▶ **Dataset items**
---+---

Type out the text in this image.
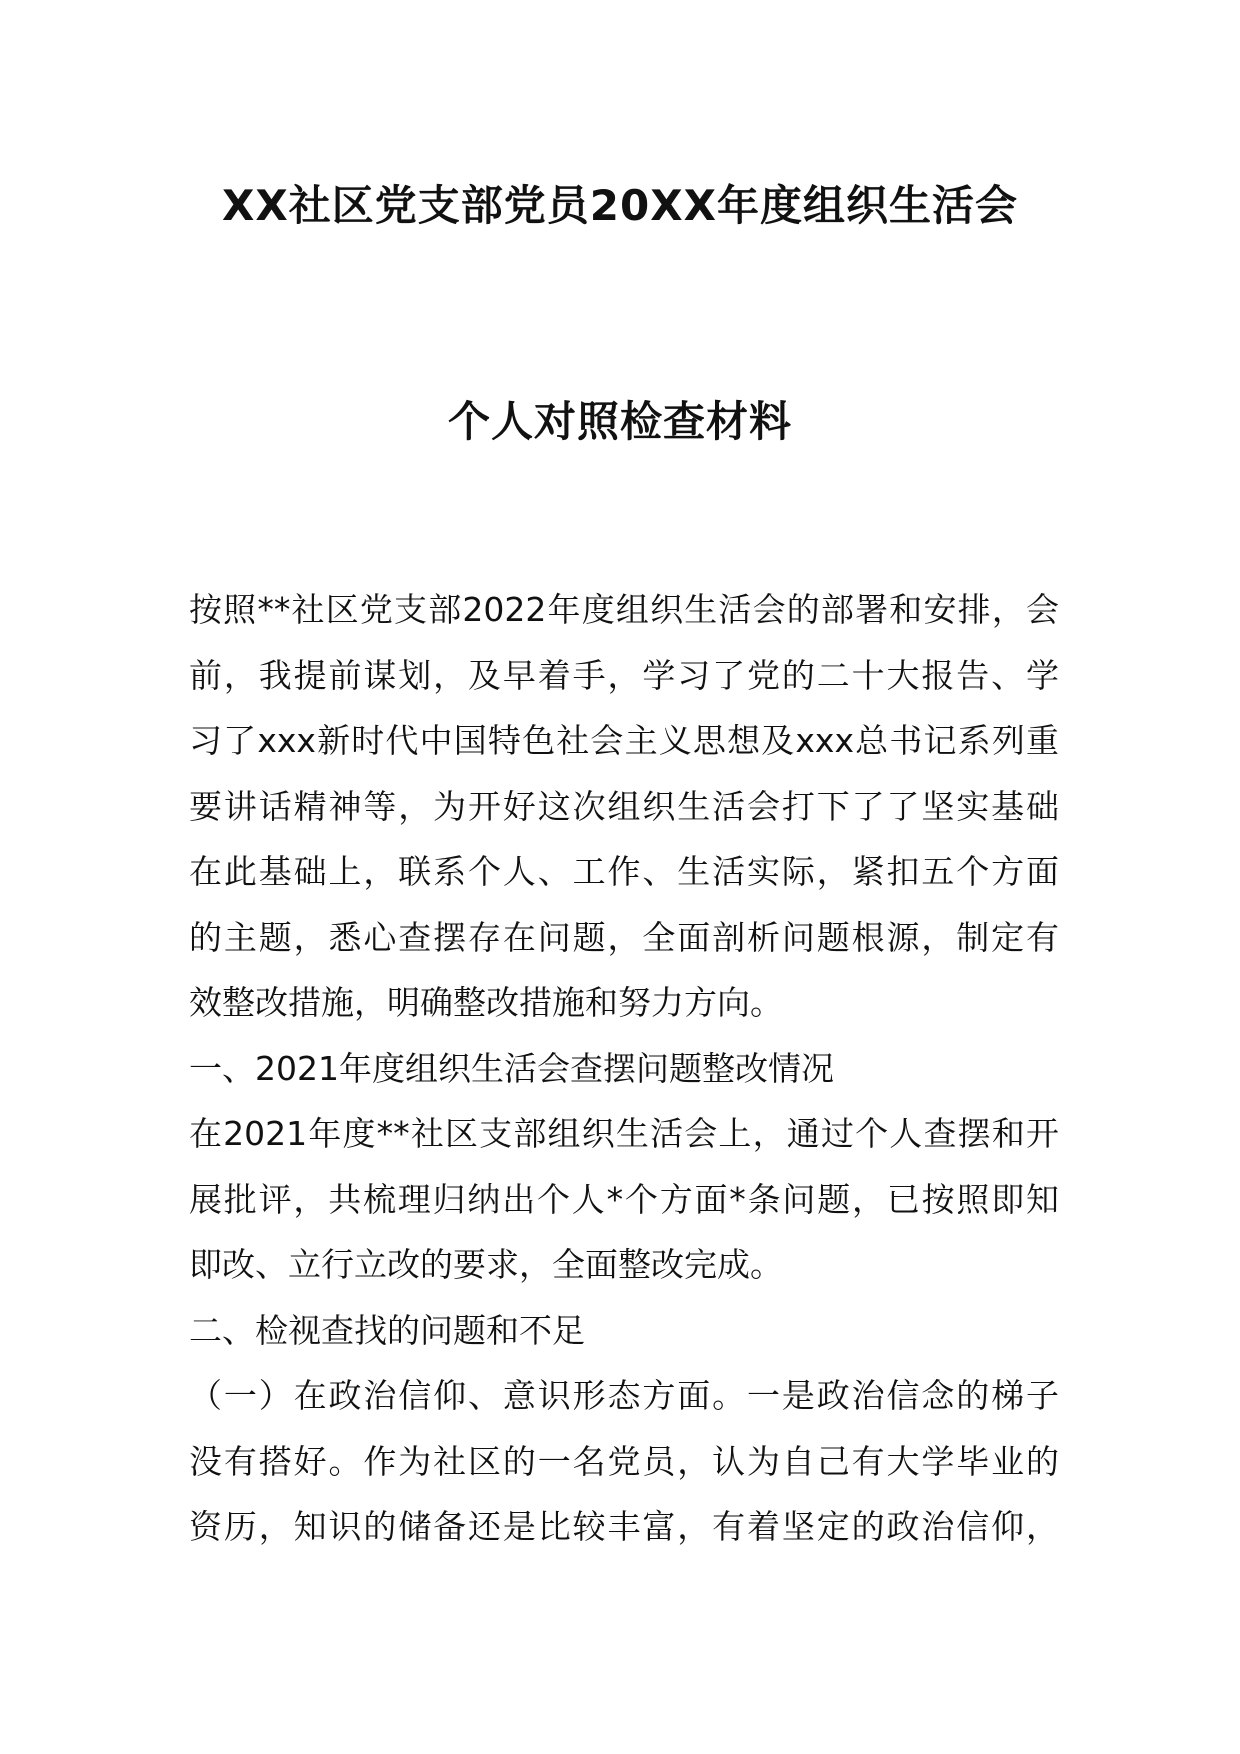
XX社区党支部党员20XX年度组织生活会
个人对照检查材料
按照**社区党支部2022年度组织生活会的部署和安排，会
前，我提前谋划，及早着手，学习了党的二十大报告、学
习了xxx新时代中国特色社会主义思想及xxx总书记系列重
要讲话精神等，为开好这次组织生活会打下了了坚实基础
在此基础上，联系个人、工作、生活实际，紧扣五个方面
的主题，悉心查摆存在问题，全面剖析问题根源，制定有
效整改措施，明确整改措施和努力方向。
一、2021年度组织生活会查摆问题整改情况
在2021年度**社区支部组织生活会上，通过个人查摆和开
展批评，共梳理归纳出个人*个方面*条问题，已按照即知
即改、立行立改的要求，全面整改完成。
二、检视查找的问题和不足
（一）在政治信仰、意识形态方面。一是政治信念的梯子
没有搭好。作为社区的一名党员，认为自己有大学毕业的
资历，知识的储备还是比较丰富，有着坚定的政治信仰，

---+---

All of the material above is to be copied exactly, except for its images.

Type out the text in this image.
XX社区党支部党员20XX年度组织生活会
个人对照检查材料
按照**社区党支部2022年度组织生活会的部署和安排，会
前，我提前谋划，及早着手，学习了党的二十大报告、学
习了xxx新时代中国特色社会主义思想及xxx总书记系列重
要讲话精神等，为开好这次组织生活会打下了了坚实基础
在此基础上，联系个人、工作、生活实际，紧扣五个方面
的主题，悉心查摆存在问题，全面剖析问题根源，制定有
效整改措施，明确整改措施和努力方向。
一、2021年度组织生活会查摆问题整改情况
在2021年度**社区支部组织生活会上，通过个人查摆和开
展批评，共梳理归纳出个人*个方面*条问题，已按照即知
即改、立行立改的要求，全面整改完成。
二、检视查找的问题和不足
（一）在政治信仰、意识形态方面。一是政治信念的梯子
没有搭好。作为社区的一名党员，认为自己有大学毕业的
资历，知识的储备还是比较丰富，有着坚定的政治信仰，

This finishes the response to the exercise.